(Exercise input):
-*-

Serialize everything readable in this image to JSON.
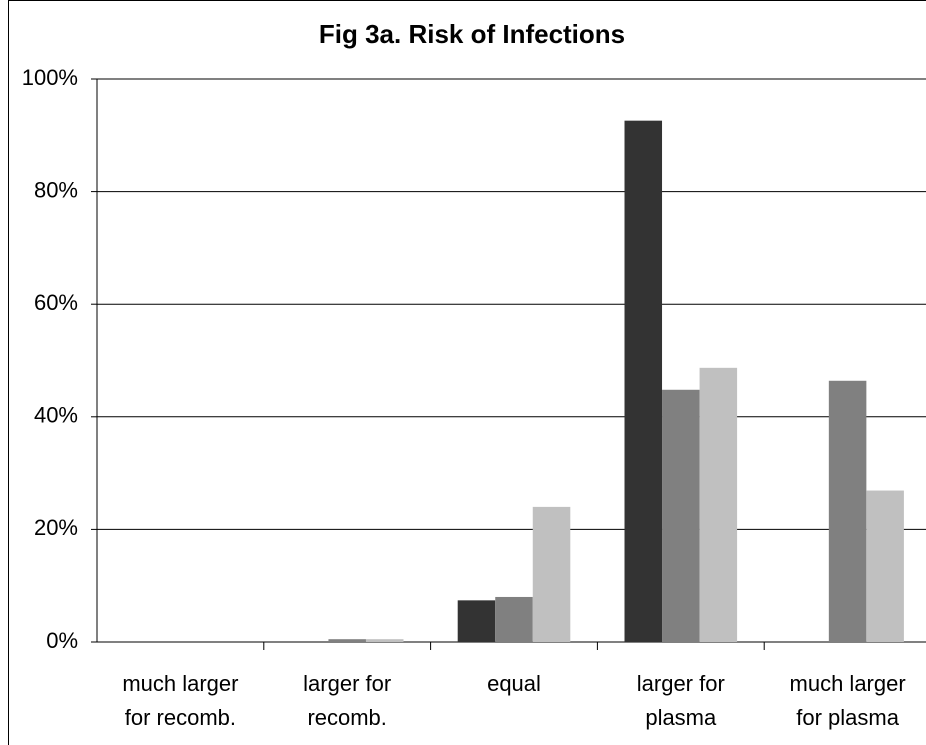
{
  "chart_data": {
    "type": "bar",
    "title": "Fig 3a. Risk of Infections",
    "categories": [
      "much larger for recomb.",
      "larger for recomb.",
      "equal",
      "larger for plasma",
      "much larger for plasma"
    ],
    "series": [
      {
        "color": "#333333",
        "values": [
          0,
          0,
          7.4,
          92.6,
          0
        ]
      },
      {
        "color": "#808080",
        "values": [
          0,
          0.5,
          8.0,
          44.8,
          46.4
        ]
      },
      {
        "color": "#c0c0c0",
        "values": [
          0,
          0.5,
          24,
          48.7,
          26.9
        ]
      }
    ],
    "ylim": [
      0,
      100
    ],
    "yticks": [
      {
        "value": 0,
        "label": "0%"
      },
      {
        "value": 20,
        "label": "20%"
      },
      {
        "value": 40,
        "label": "40%"
      },
      {
        "value": 60,
        "label": "60%"
      },
      {
        "value": 80,
        "label": "80%"
      },
      {
        "value": 100,
        "label": "100%"
      }
    ],
    "grid": true
  }
}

-*-

(What you will do):
Every line of the data should be copied as it stands, without the images.

(Finished task):
Serialize everything readable in this image to JSON.
{
  "chart_data": {
    "type": "bar",
    "title": "Fig 3a. Risk of Infections",
    "categories": [
      "much larger for recomb.",
      "larger for recomb.",
      "equal",
      "larger for plasma",
      "much larger for plasma"
    ],
    "series": [
      {
        "color": "#333333",
        "values": [
          0,
          0,
          7.4,
          92.6,
          0
        ]
      },
      {
        "color": "#808080",
        "values": [
          0,
          0.5,
          8.0,
          44.8,
          46.4
        ]
      },
      {
        "color": "#c0c0c0",
        "values": [
          0,
          0.5,
          24,
          48.7,
          26.9
        ]
      }
    ],
    "ylim": [
      0,
      100
    ],
    "yticks": [
      {
        "value": 0,
        "label": "0%"
      },
      {
        "value": 20,
        "label": "20%"
      },
      {
        "value": 40,
        "label": "40%"
      },
      {
        "value": 60,
        "label": "60%"
      },
      {
        "value": 80,
        "label": "80%"
      },
      {
        "value": 100,
        "label": "100%"
      }
    ],
    "grid": true
  }
}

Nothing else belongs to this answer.